=== Task goal ===
Every entry needs to be reproduced exactly.

== Excerpted data

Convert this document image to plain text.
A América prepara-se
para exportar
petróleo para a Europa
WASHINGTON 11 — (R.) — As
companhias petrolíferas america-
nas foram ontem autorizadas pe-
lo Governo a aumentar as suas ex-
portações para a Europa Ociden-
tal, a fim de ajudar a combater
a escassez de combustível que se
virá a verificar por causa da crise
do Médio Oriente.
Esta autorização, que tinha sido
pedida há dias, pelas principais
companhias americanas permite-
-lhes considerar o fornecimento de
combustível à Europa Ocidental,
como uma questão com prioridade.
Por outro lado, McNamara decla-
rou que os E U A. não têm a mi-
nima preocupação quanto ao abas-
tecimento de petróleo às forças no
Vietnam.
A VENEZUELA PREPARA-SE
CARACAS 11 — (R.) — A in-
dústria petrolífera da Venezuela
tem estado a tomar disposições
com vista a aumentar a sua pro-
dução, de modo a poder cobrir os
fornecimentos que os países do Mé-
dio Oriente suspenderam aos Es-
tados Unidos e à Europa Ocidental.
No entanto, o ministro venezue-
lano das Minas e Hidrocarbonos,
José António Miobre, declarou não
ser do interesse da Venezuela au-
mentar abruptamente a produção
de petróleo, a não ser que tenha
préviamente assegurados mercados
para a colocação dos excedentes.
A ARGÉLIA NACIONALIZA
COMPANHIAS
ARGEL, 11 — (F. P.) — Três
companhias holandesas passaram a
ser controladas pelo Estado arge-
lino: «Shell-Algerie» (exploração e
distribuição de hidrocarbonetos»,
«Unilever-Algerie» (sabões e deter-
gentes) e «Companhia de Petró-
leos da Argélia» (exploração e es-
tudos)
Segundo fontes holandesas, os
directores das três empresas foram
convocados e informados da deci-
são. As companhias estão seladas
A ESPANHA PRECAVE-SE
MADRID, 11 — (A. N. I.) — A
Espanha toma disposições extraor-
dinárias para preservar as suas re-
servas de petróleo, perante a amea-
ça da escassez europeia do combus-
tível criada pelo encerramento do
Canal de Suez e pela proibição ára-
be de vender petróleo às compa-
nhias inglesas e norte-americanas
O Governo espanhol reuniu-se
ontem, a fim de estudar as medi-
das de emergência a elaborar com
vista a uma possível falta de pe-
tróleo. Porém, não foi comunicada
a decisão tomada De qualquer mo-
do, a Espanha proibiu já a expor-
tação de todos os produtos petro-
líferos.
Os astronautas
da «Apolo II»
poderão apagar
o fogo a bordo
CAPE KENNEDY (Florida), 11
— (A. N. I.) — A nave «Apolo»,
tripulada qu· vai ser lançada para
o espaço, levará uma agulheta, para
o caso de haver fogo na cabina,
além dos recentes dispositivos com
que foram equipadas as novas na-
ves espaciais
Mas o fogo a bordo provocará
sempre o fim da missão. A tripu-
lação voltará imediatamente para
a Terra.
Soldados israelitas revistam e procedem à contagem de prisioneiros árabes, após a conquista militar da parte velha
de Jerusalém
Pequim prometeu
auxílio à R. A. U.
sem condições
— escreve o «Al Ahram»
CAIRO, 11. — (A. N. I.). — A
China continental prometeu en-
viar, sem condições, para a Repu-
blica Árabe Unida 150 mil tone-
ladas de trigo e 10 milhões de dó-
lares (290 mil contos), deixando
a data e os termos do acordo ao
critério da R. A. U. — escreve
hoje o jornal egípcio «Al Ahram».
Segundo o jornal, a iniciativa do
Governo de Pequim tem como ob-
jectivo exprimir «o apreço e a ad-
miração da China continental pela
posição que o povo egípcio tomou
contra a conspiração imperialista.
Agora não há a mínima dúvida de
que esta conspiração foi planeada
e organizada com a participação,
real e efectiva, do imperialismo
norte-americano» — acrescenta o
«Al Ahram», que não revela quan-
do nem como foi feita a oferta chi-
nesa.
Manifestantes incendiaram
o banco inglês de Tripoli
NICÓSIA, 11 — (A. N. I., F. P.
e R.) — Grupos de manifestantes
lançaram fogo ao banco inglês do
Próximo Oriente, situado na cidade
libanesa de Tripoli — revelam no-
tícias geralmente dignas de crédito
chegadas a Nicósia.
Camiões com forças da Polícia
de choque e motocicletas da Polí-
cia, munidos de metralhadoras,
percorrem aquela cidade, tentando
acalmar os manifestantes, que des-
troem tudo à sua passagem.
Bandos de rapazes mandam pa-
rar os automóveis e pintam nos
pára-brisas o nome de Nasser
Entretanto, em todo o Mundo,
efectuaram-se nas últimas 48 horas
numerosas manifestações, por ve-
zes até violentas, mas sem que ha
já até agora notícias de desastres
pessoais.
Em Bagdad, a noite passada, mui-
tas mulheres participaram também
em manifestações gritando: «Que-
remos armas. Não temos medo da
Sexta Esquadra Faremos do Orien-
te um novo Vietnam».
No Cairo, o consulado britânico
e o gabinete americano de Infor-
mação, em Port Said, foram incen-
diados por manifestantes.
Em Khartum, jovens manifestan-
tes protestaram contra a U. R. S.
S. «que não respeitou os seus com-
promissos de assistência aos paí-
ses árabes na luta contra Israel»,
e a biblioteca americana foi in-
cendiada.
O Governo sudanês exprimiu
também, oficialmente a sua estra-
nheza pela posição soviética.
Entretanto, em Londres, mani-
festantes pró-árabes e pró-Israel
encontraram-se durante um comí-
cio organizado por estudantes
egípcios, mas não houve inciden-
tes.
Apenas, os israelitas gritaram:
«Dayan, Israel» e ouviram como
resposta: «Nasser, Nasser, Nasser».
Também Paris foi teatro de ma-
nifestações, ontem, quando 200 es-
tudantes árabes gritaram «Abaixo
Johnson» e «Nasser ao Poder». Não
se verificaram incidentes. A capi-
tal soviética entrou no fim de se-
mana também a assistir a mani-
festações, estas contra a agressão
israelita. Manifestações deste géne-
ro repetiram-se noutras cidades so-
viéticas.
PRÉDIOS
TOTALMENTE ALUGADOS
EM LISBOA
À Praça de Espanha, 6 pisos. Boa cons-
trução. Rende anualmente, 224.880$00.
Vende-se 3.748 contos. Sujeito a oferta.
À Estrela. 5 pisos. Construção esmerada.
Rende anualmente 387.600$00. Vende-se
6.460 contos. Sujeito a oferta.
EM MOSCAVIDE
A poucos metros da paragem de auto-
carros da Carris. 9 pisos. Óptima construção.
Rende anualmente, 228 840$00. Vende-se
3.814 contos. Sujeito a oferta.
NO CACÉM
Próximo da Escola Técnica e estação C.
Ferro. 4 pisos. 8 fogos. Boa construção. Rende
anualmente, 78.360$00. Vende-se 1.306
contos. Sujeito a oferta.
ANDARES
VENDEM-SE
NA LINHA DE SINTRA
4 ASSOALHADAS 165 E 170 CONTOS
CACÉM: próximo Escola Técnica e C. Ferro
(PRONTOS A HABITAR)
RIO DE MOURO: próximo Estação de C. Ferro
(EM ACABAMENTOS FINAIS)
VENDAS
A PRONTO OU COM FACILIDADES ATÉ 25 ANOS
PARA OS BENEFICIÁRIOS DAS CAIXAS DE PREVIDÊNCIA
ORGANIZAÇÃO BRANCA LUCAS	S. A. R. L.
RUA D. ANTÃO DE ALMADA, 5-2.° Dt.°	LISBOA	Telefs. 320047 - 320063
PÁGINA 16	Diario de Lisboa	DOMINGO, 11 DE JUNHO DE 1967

====

=== Expected output ===
Convert this document image to plain text.
A América prepara-se
para exportar
petróleo para a Europa
WASHINGTON 11 — (R.) — As
companhias petrolíferas america-
nas foram ontem autorizadas pe-
lo Governo a aumentar as suas ex-
portações para a Europa Ociden-
tal, a fim de ajudar a combater
a escassez de combustível que se
virá a verificar por causa da crise
do Médio Oriente.
Esta autorização, que tinha sido
pedida há dias, pelas principais
companhias americanas permite-
-lhes considerar o fornecimento de
combustível à Europa Ocidental,
como uma questão com prioridade.
Por outro lado, McNamara decla-
rou que os E U A. não têm a mi-
nima preocupação quanto ao abas-
tecimento de petróleo às forças no
Vietnam.
A VENEZUELA PREPARA-SE
CARACAS 11 — (R.) — A in-
dústria petrolífera da Venezuela
tem estado a tomar disposições
com vista a aumentar a sua pro-
dução, de modo a poder cobrir os
fornecimentos que os países do Mé-
dio Oriente suspenderam aos Es-
tados Unidos e à Europa Ocidental.
No entanto, o ministro venezue-
lano das Minas e Hidrocarbonos,
José António Miobre, declarou não
ser do interesse da Venezuela au-
mentar abruptamente a produção
de petróleo, a não ser que tenha
préviamente assegurados mercados
para a colocação dos excedentes.
A ARGÉLIA NACIONALIZA
COMPANHIAS
ARGEL, 11 — (F. P.) — Três
companhias holandesas passaram a
ser controladas pelo Estado arge-
lino: «Shell-Algerie» (exploração e
distribuição de hidrocarbonetos»,
«Unilever-Algerie» (sabões e deter-
gentes) e «Companhia de Petró-
leos da Argélia» (exploração e es-
tudos)
Segundo fontes holandesas, os
directores das três empresas foram
convocados e informados da deci-
são. As companhias estão seladas
A ESPANHA PRECAVE-SE
MADRID, 11 — (A. N. I.) — A
Espanha toma disposições extraor-
dinárias para preservar as suas re-
servas de petróleo, perante a amea-
ça da escassez europeia do combus-
tível criada pelo encerramento do
Canal de Suez e pela proibição ára-
be de vender petróleo às compa-
nhias inglesas e norte-americanas
O Governo espanhol reuniu-se
ontem, a fim de estudar as medi-
das de emergência a elaborar com
vista a uma possível falta de pe-
tróleo. Porém, não foi comunicada
a decisão tomada De qualquer mo-
do, a Espanha proibiu já a expor-
tação de todos os produtos petro-
líferos.
Os astronautas
da «Apolo II»
poderão apagar
o fogo a bordo
CAPE KENNEDY (Florida), 11
— (A. N. I.) — A nave «Apolo»,
tripulada qu· vai ser lançada para
o espaço, levará uma agulheta, para
o caso de haver fogo na cabina,
além dos recentes dispositivos com
que foram equipadas as novas na-
ves espaciais
Mas o fogo a bordo provocará
sempre o fim da missão. A tripu-
lação voltará imediatamente para
a Terra.
Soldados israelitas revistam e procedem à contagem de prisioneiros árabes, após a conquista militar da parte velha
de Jerusalém
Pequim prometeu
auxílio à R. A. U.
sem condições
— escreve o «Al Ahram»
CAIRO, 11. — (A. N. I.). — A
China continental prometeu en-
viar, sem condições, para a Repu-
blica Árabe Unida 150 mil tone-
ladas de trigo e 10 milhões de dó-
lares (290 mil contos), deixando
a data e os termos do acordo ao
critério da R. A. U. — escreve
hoje o jornal egípcio «Al Ahram».
Segundo o jornal, a iniciativa do
Governo de Pequim tem como ob-
jectivo exprimir «o apreço e a ad-
miração da China continental pela
posição que o povo egípcio tomou
contra a conspiração imperialista.
Agora não há a mínima dúvida de
que esta conspiração foi planeada
e organizada com a participação,
real e efectiva, do imperialismo
norte-americano» — acrescenta o
«Al Ahram», que não revela quan-
do nem como foi feita a oferta chi-
nesa.
Manifestantes incendiaram
o banco inglês de Tripoli
NICÓSIA, 11 — (A. N. I., F. P.
e R.) — Grupos de manifestantes
lançaram fogo ao banco inglês do
Próximo Oriente, situado na cidade
libanesa de Tripoli — revelam no-
tícias geralmente dignas de crédito
chegadas a Nicósia.
Camiões com forças da Polícia
de choque e motocicletas da Polí-
cia, munidos de metralhadoras,
percorrem aquela cidade, tentando
acalmar os manifestantes, que des-
troem tudo à sua passagem.
Bandos de rapazes mandam pa-
rar os automóveis e pintam nos
pára-brisas o nome de Nasser
Entretanto, em todo o Mundo,
efectuaram-se nas últimas 48 horas
numerosas manifestações, por ve-
zes até violentas, mas sem que ha
já até agora notícias de desastres
pessoais.
Em Bagdad, a noite passada, mui-
tas mulheres participaram também
em manifestações gritando: «Que-
remos armas. Não temos medo da
Sexta Esquadra Faremos do Orien-
te um novo Vietnam».
No Cairo, o consulado britânico
e o gabinete americano de Infor-
mação, em Port Said, foram incen-
diados por manifestantes.
Em Khartum, jovens manifestan-
tes protestaram contra a U. R. S.
S. «que não respeitou os seus com-
promissos de assistência aos paí-
ses árabes na luta contra Israel»,
e a biblioteca americana foi in-
cendiada.
O Governo sudanês exprimiu
também, oficialmente a sua estra-
nheza pela posição soviética.
Entretanto, em Londres, mani-
festantes pró-árabes e pró-Israel
encontraram-se durante um comí-
cio organizado por estudantes
egípcios, mas não houve inciden-
tes.
Apenas, os israelitas gritaram:
«Dayan, Israel» e ouviram como
resposta: «Nasser, Nasser, Nasser».
Também Paris foi teatro de ma-
nifestações, ontem, quando 200 es-
tudantes árabes gritaram «Abaixo
Johnson» e «Nasser ao Poder». Não
se verificaram incidentes. A capi-
tal soviética entrou no fim de se-
mana também a assistir a mani-
festações, estas contra a agressão
israelita. Manifestações deste géne-
ro repetiram-se noutras cidades so-
viéticas.
PRÉDIOS
TOTALMENTE ALUGADOS
EM LISBOA
À Praça de Espanha, 6 pisos. Boa cons-
trução. Rende anualmente, 224.880$00.
Vende-se 3.748 contos. Sujeito a oferta.
À Estrela. 5 pisos. Construção esmerada.
Rende anualmente 387.600$00. Vende-se
6.460 contos. Sujeito a oferta.
EM MOSCAVIDE
A poucos metros da paragem de auto-
carros da Carris. 9 pisos. Óptima construção.
Rende anualmente, 228 840$00. Vende-se
3.814 contos. Sujeito a oferta.
NO CACÉM
Próximo da Escola Técnica e estação C.
Ferro. 4 pisos. 8 fogos. Boa construção. Rende
anualmente, 78.360$00. Vende-se 1.306
contos. Sujeito a oferta.
ANDARES
VENDEM-SE
NA LINHA DE SINTRA
4 ASSOALHADAS 165 E 170 CONTOS
CACÉM: próximo Escola Técnica e C. Ferro
(PRONTOS A HABITAR)
RIO DE MOURO: próximo Estação de C. Ferro
(EM ACABAMENTOS FINAIS)
VENDAS
A PRONTO OU COM FACILIDADES ATÉ 25 ANOS
PARA OS BENEFICIÁRIOS DAS CAIXAS DE PREVIDÊNCIA
ORGANIZAÇÃO BRANCA LUCAS	S. A. R. L.
RUA D. ANTÃO DE ALMADA, 5-2.° Dt.°	LISBOA	Telefs. 320047 - 320063
PÁGINA 16	Diario de Lisboa	DOMINGO, 11 DE JUNHO DE 1967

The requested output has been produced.